- Written request -
Print all the records exactly, please.

────────

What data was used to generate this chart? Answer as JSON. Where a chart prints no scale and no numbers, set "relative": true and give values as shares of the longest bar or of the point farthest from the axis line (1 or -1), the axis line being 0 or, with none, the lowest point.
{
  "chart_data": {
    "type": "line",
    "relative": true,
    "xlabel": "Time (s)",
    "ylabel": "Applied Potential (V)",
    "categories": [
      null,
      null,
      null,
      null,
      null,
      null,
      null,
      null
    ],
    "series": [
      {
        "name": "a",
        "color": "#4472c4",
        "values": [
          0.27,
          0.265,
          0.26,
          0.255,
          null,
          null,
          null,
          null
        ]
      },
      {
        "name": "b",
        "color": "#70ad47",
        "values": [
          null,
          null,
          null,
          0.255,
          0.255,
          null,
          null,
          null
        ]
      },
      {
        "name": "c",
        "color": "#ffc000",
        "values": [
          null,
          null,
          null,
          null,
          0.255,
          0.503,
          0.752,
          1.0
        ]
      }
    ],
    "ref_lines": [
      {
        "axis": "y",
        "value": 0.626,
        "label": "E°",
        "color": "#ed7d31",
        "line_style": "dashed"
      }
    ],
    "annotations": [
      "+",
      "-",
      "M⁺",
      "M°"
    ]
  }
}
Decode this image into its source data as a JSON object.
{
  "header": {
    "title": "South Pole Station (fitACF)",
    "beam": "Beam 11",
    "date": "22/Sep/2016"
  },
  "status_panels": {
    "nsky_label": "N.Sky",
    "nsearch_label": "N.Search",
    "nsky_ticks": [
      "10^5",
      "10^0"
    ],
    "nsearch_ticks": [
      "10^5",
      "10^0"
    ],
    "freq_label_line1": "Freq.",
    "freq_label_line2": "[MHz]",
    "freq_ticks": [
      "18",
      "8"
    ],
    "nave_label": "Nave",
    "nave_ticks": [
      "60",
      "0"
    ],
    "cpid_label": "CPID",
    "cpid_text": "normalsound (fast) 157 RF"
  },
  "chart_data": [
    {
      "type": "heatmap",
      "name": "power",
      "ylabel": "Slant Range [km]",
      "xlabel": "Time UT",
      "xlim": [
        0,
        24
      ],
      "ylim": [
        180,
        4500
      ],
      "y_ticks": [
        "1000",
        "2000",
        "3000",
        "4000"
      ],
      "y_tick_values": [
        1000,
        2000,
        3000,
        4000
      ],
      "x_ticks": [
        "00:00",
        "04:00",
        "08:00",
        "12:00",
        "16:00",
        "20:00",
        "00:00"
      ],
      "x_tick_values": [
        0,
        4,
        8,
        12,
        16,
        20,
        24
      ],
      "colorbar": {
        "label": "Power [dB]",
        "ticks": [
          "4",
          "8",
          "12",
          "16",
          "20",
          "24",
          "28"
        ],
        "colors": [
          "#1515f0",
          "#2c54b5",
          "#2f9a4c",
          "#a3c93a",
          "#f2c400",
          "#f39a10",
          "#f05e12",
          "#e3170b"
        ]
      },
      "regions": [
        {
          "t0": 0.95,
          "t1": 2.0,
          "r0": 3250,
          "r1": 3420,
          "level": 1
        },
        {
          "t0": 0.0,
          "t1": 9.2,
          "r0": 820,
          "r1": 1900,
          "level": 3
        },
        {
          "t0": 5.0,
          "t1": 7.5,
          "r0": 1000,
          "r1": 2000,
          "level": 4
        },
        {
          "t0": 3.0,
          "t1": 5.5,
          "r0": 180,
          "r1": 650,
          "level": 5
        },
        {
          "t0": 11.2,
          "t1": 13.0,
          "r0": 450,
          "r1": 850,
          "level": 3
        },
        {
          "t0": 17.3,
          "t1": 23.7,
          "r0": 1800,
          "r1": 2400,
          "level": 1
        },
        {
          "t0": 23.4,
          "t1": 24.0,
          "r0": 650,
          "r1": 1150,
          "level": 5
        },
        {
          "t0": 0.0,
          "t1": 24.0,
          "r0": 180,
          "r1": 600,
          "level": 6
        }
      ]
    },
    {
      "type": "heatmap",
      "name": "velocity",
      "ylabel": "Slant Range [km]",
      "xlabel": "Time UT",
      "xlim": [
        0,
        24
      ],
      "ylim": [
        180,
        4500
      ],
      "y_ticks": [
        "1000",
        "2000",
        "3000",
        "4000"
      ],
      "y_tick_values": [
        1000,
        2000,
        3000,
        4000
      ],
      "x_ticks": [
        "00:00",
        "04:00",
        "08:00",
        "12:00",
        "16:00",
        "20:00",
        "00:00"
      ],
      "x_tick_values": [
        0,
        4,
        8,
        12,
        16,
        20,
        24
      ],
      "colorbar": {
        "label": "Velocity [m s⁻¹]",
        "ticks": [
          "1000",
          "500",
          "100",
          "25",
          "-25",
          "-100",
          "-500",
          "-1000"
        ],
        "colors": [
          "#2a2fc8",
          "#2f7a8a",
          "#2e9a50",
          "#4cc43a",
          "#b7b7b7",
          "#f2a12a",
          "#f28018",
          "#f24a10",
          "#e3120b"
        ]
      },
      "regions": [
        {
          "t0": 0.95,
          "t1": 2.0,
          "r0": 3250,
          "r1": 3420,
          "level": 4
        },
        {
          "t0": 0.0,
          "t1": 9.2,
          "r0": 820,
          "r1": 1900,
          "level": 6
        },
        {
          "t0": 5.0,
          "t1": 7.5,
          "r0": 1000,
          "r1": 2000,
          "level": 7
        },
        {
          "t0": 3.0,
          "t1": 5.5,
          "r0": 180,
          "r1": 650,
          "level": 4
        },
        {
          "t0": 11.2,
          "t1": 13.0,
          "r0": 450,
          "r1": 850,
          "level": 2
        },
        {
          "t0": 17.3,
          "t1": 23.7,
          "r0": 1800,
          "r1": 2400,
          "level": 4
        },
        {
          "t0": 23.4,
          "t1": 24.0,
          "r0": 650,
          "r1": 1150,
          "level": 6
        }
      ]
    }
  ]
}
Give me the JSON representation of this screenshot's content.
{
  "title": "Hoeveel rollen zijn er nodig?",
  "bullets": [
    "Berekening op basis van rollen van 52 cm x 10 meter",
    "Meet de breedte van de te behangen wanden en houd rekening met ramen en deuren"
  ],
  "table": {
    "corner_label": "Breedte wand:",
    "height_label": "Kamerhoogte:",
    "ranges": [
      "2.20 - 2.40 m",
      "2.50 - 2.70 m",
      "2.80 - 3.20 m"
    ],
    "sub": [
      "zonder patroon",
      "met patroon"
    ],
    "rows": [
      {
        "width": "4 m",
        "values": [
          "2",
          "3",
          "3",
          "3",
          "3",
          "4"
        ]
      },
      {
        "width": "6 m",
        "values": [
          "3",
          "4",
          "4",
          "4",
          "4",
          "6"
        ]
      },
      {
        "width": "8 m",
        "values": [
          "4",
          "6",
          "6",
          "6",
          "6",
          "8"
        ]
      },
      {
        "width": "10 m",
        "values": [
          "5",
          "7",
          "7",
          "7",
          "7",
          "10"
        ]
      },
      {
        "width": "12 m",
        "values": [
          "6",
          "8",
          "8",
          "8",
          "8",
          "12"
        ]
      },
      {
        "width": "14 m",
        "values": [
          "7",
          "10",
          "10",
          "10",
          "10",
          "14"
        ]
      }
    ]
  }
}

────────

- Answer to this exercise -
What data was used to generate this chart? Answer as JSON. Where a chart prints no scale and no numbers, set "relative": true and give values as shares of the longest bar or of the point farthest from the axis line (1 or -1), the axis line being 0 or, with none, the lowest point.
{
  "chart_data": {
    "type": "line",
    "relative": true,
    "xlabel": "Time (s)",
    "ylabel": "Applied Potential (V)",
    "categories": [
      null,
      null,
      null,
      null,
      null,
      null,
      null,
      null
    ],
    "series": [
      {
        "name": "a",
        "color": "#4472c4",
        "values": [
          0.27,
          0.265,
          0.26,
          0.255,
          null,
          null,
          null,
          null
        ]
      },
      {
        "name": "b",
        "color": "#70ad47",
        "values": [
          null,
          null,
          null,
          0.255,
          0.255,
          null,
          null,
          null
        ]
      },
      {
        "name": "c",
        "color": "#ffc000",
        "values": [
          null,
          null,
          null,
          null,
          0.255,
          0.503,
          0.752,
          1.0
        ]
      }
    ],
    "ref_lines": [
      {
        "axis": "y",
        "value": 0.626,
        "label": "E°",
        "color": "#ed7d31",
        "line_style": "dashed"
      }
    ],
    "annotations": [
      "+",
      "-",
      "M⁺",
      "M°"
    ]
  }
}
Decode this image into its source data as a JSON object.
{
  "header": {
    "title": "South Pole Station (fitACF)",
    "beam": "Beam 11",
    "date": "22/Sep/2016"
  },
  "status_panels": {
    "nsky_label": "N.Sky",
    "nsearch_label": "N.Search",
    "nsky_ticks": [
      "10^5",
      "10^0"
    ],
    "nsearch_ticks": [
      "10^5",
      "10^0"
    ],
    "freq_label_line1": "Freq.",
    "freq_label_line2": "[MHz]",
    "freq_ticks": [
      "18",
      "8"
    ],
    "nave_label": "Nave",
    "nave_ticks": [
      "60",
      "0"
    ],
    "cpid_label": "CPID",
    "cpid_text": "normalsound (fast) 157 RF"
  },
  "chart_data": [
    {
      "type": "heatmap",
      "name": "power",
      "ylabel": "Slant Range [km]",
      "xlabel": "Time UT",
      "xlim": [
        0,
        24
      ],
      "ylim": [
        180,
        4500
      ],
      "y_ticks": [
        "1000",
        "2000",
        "3000",
        "4000"
      ],
      "y_tick_values": [
        1000,
        2000,
        3000,
        4000
      ],
      "x_ticks": [
        "00:00",
        "04:00",
        "08:00",
        "12:00",
        "16:00",
        "20:00",
        "00:00"
      ],
      "x_tick_values": [
        0,
        4,
        8,
        12,
        16,
        20,
        24
      ],
      "colorbar": {
        "label": "Power [dB]",
        "ticks": [
          "4",
          "8",
          "12",
          "16",
          "20",
          "24",
          "28"
        ],
        "colors": [
          "#1515f0",
          "#2c54b5",
          "#2f9a4c",
          "#a3c93a",
          "#f2c400",
          "#f39a10",
          "#f05e12",
          "#e3170b"
        ]
      },
      "regions": [
        {
          "t0": 0.95,
          "t1": 2.0,
          "r0": 3250,
          "r1": 3420,
          "level": 1
        },
        {
          "t0": 0.0,
          "t1": 9.2,
          "r0": 820,
          "r1": 1900,
          "level": 3
        },
        {
          "t0": 5.0,
          "t1": 7.5,
          "r0": 1000,
          "r1": 2000,
          "level": 4
        },
        {
          "t0": 3.0,
          "t1": 5.5,
          "r0": 180,
          "r1": 650,
          "level": 5
        },
        {
          "t0": 11.2,
          "t1": 13.0,
          "r0": 450,
          "r1": 850,
          "level": 3
        },
        {
          "t0": 17.3,
          "t1": 23.7,
          "r0": 1800,
          "r1": 2400,
          "level": 1
        },
        {
          "t0": 23.4,
          "t1": 24.0,
          "r0": 650,
          "r1": 1150,
          "level": 5
        },
        {
          "t0": 0.0,
          "t1": 24.0,
          "r0": 180,
          "r1": 600,
          "level": 6
        }
      ]
    },
    {
      "type": "heatmap",
      "name": "velocity",
      "ylabel": "Slant Range [km]",
      "xlabel": "Time UT",
      "xlim": [
        0,
        24
      ],
      "ylim": [
        180,
        4500
      ],
      "y_ticks": [
        "1000",
        "2000",
        "3000",
        "4000"
      ],
      "y_tick_values": [
        1000,
        2000,
        3000,
        4000
      ],
      "x_ticks": [
        "00:00",
        "04:00",
        "08:00",
        "12:00",
        "16:00",
        "20:00",
        "00:00"
      ],
      "x_tick_values": [
        0,
        4,
        8,
        12,
        16,
        20,
        24
      ],
      "colorbar": {
        "label": "Velocity [m s⁻¹]",
        "ticks": [
          "1000",
          "500",
          "100",
          "25",
          "-25",
          "-100",
          "-500",
          "-1000"
        ],
        "colors": [
          "#2a2fc8",
          "#2f7a8a",
          "#2e9a50",
          "#4cc43a",
          "#b7b7b7",
          "#f2a12a",
          "#f28018",
          "#f24a10",
          "#e3120b"
        ]
      },
      "regions": [
        {
          "t0": 0.95,
          "t1": 2.0,
          "r0": 3250,
          "r1": 3420,
          "level": 4
        },
        {
          "t0": 0.0,
          "t1": 9.2,
          "r0": 820,
          "r1": 1900,
          "level": 6
        },
        {
          "t0": 5.0,
          "t1": 7.5,
          "r0": 1000,
          "r1": 2000,
          "level": 7
        },
        {
          "t0": 3.0,
          "t1": 5.5,
          "r0": 180,
          "r1": 650,
          "level": 4
        },
        {
          "t0": 11.2,
          "t1": 13.0,
          "r0": 450,
          "r1": 850,
          "level": 2
        },
        {
          "t0": 17.3,
          "t1": 23.7,
          "r0": 1800,
          "r1": 2400,
          "level": 4
        },
        {
          "t0": 23.4,
          "t1": 24.0,
          "r0": 650,
          "r1": 1150,
          "level": 6
        }
      ]
    }
  ]
}
Give me the JSON representation of this screenshot's content.
{
  "title": "Hoeveel rollen zijn er nodig?",
  "bullets": [
    "Berekening op basis van rollen van 52 cm x 10 meter",
    "Meet de breedte van de te behangen wanden en houd rekening met ramen en deuren"
  ],
  "table": {
    "corner_label": "Breedte wand:",
    "height_label": "Kamerhoogte:",
    "ranges": [
      "2.20 - 2.40 m",
      "2.50 - 2.70 m",
      "2.80 - 3.20 m"
    ],
    "sub": [
      "zonder patroon",
      "met patroon"
    ],
    "rows": [
      {
        "width": "4 m",
        "values": [
          "2",
          "3",
          "3",
          "3",
          "3",
          "4"
        ]
      },
      {
        "width": "6 m",
        "values": [
          "3",
          "4",
          "4",
          "4",
          "4",
          "6"
        ]
      },
      {
        "width": "8 m",
        "values": [
          "4",
          "6",
          "6",
          "6",
          "6",
          "8"
        ]
      },
      {
        "width": "10 m",
        "values": [
          "5",
          "7",
          "7",
          "7",
          "7",
          "10"
        ]
      },
      {
        "width": "12 m",
        "values": [
          "6",
          "8",
          "8",
          "8",
          "8",
          "12"
        ]
      },
      {
        "width": "14 m",
        "values": [
          "7",
          "10",
          "10",
          "10",
          "10",
          "14"
        ]
      }
    ]
  }
}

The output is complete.